Print the entries below word for word; the pictures stay out of your copy.

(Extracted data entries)

## BEGIN

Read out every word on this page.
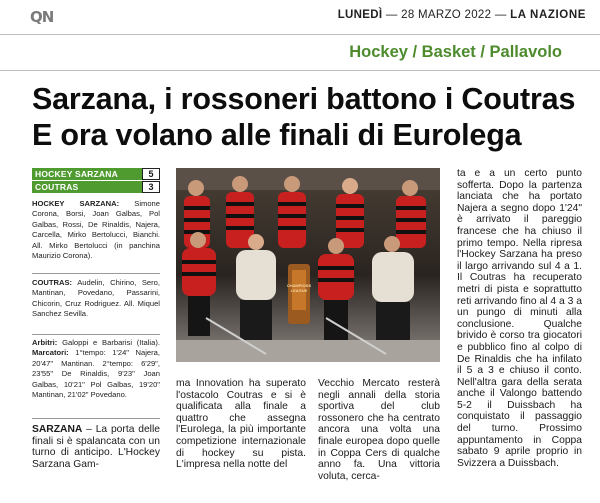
QN	LUNEDÌ — 28 MARZO 2022 — LA NAZIONE
Hockey / Basket / Pallavolo
Sarzana, i rossoneri battono i Coutras
E ora volano alle finali di Eurolega
HOCKEY SARZANA	5
COUTRAS	3
HOCKEY SARZANA: Simone Corona, Borsi, Joan Galbas, Pol Galbas, Rossi, De Rinaldis, Najera, Carcella, Mirko Bertolucci, Bianchi. All. Mirko Bertolucci (in panchina Maurizio Corona).
COUTRAS: Audelin, Chirino, Sero, Mantinan, Povedano, Passarini, Chicorin, Cruz Rodriguez. All. Miquel Sanchez Sevilla.
Arbitri: Galoppi e Barbarisi (Italia). Marcatori: 1°tempo: 1'24" Najera, 20'47" Mantinan. 2°tempo: 6'29", 23'55" De Rinaldis, 9'23" Joan Galbas, 10'21" Pol Galbas, 19'20" Mantinan, 21'02" Povedano.
CHAMPIONS LEAGUE
SARZANA – La porta delle finali si è spalancata con un turno di anticipo. L'Hockey Sarzana Gam-
ma Innovation ha superato l'ostacolo Coutras e si è qualificata alla finale a quattro che assegna l'Eurolega, la più importante competizione internazionale di hockey su pista. L'impresa nella notte del
Vecchio Mercato resterà negli annali della storia sportiva del club rossonero che ha centrato ancora una volta una finale europea dopo quelle in Coppa Cers di qualche anno fa. Una vittoria voluta, cerca-
ta e a un certo punto sofferta. Dopo la partenza lanciata che ha portato Najera a segno dopo 1'24" è arrivato il pareggio francese che ha chiuso il primo tempo. Nella ripresa l'Hockey Sarzana ha preso il largo arrivando sul 4 a 1. Il Coutras ha recuperato metri di pista e soprattutto reti arrivando fino al 4 a 3 a un pungo di minuti alla conclusione. Qualche brivido è corso tra giocatori e pubblico fino al colpo di De Rinaldis che ha infilato il 5 a 3 e chiuso il conto. Nell'altra gara della serata anche il Valongo battendo 5-2 il Duissbach ha conquistato il passaggio del turno. Prossimo appuntamento in Coppa sabato 9 aprile proprio in Svizzera a Duissbach.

## END

**Exercise result:**
Read out every word on this page.
QN	LUNEDÌ — 28 MARZO 2022 — LA NAZIONE
Hockey / Basket / Pallavolo
Sarzana, i rossoneri battono i Coutras
E ora volano alle finali di Eurolega
HOCKEY SARZANA	5
COUTRAS	3
HOCKEY SARZANA: Simone Corona, Borsi, Joan Galbas, Pol Galbas, Rossi, De Rinaldis, Najera, Carcella, Mirko Bertolucci, Bianchi. All. Mirko Bertolucci (in panchina Maurizio Corona).
COUTRAS: Audelin, Chirino, Sero, Mantinan, Povedano, Passarini, Chicorin, Cruz Rodriguez. All. Miquel Sanchez Sevilla.
Arbitri: Galoppi e Barbarisi (Italia). Marcatori: 1°tempo: 1'24" Najera, 20'47" Mantinan. 2°tempo: 6'29", 23'55" De Rinaldis, 9'23" Joan Galbas, 10'21" Pol Galbas, 19'20" Mantinan, 21'02" Povedano.
CHAMPIONS LEAGUE
SARZANA – La porta delle finali si è spalancata con un turno di anticipo. L'Hockey Sarzana Gam-
ma Innovation ha superato l'ostacolo Coutras e si è qualificata alla finale a quattro che assegna l'Eurolega, la più importante competizione internazionale di hockey su pista. L'impresa nella notte del
Vecchio Mercato resterà negli annali della storia sportiva del club rossonero che ha centrato ancora una volta una finale europea dopo quelle in Coppa Cers di qualche anno fa. Una vittoria voluta, cerca-
ta e a un certo punto sofferta. Dopo la partenza lanciata che ha portato Najera a segno dopo 1'24" è arrivato il pareggio francese che ha chiuso il primo tempo. Nella ripresa l'Hockey Sarzana ha preso il largo arrivando sul 4 a 1. Il Coutras ha recuperato metri di pista e soprattutto reti arrivando fino al 4 a 3 a un pungo di minuti alla conclusione. Qualche brivido è corso tra giocatori e pubblico fino al colpo di De Rinaldis che ha infilato il 5 a 3 e chiuso il conto. Nell'altra gara della serata anche il Valongo battendo 5-2 il Duissbach ha conquistato il passaggio del turno. Prossimo appuntamento in Coppa sabato 9 aprile proprio in Svizzera a Duissbach.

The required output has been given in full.